Short problem -> Find each line with the word "Auxiliary" and copy it.
################
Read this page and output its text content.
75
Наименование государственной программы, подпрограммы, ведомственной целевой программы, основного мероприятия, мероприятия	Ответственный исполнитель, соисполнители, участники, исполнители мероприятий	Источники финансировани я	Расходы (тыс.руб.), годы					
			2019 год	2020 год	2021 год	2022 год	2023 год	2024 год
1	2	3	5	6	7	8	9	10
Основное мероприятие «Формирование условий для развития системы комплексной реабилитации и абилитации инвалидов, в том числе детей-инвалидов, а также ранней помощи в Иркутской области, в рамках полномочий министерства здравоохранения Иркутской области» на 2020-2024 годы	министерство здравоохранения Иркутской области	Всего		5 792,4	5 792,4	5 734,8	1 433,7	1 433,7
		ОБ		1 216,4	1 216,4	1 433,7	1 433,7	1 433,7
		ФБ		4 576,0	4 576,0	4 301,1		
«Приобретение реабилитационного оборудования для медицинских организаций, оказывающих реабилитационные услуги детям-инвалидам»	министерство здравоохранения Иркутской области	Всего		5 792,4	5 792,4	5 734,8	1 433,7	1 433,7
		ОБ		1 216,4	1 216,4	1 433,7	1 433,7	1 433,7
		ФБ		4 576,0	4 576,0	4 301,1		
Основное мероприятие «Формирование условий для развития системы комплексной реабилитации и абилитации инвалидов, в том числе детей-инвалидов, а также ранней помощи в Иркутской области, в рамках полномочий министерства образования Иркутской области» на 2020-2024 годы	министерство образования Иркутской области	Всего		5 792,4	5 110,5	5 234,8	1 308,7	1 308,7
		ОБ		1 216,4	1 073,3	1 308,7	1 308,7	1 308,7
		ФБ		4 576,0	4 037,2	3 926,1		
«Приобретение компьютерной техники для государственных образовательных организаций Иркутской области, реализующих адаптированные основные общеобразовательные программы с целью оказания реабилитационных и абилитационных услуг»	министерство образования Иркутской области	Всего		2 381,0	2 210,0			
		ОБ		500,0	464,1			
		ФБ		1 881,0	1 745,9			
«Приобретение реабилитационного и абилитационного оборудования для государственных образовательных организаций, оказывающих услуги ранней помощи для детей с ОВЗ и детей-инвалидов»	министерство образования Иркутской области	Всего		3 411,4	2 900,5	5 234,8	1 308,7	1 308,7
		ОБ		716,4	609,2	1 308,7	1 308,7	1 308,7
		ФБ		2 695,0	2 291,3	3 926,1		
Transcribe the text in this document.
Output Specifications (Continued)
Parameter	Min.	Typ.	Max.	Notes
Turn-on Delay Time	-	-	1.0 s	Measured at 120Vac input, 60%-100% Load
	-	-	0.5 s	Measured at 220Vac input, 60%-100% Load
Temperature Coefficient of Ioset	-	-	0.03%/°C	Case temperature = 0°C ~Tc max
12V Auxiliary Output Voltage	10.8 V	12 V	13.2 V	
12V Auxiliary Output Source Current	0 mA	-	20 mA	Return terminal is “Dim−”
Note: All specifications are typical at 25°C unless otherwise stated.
################
Output below ->
12V Auxiliary Output Voltage	10.8 V	12 V	13.2 V	
12V Auxiliary Output Source Current	0 mA	-	20 mA	Return terminal is “Dim−”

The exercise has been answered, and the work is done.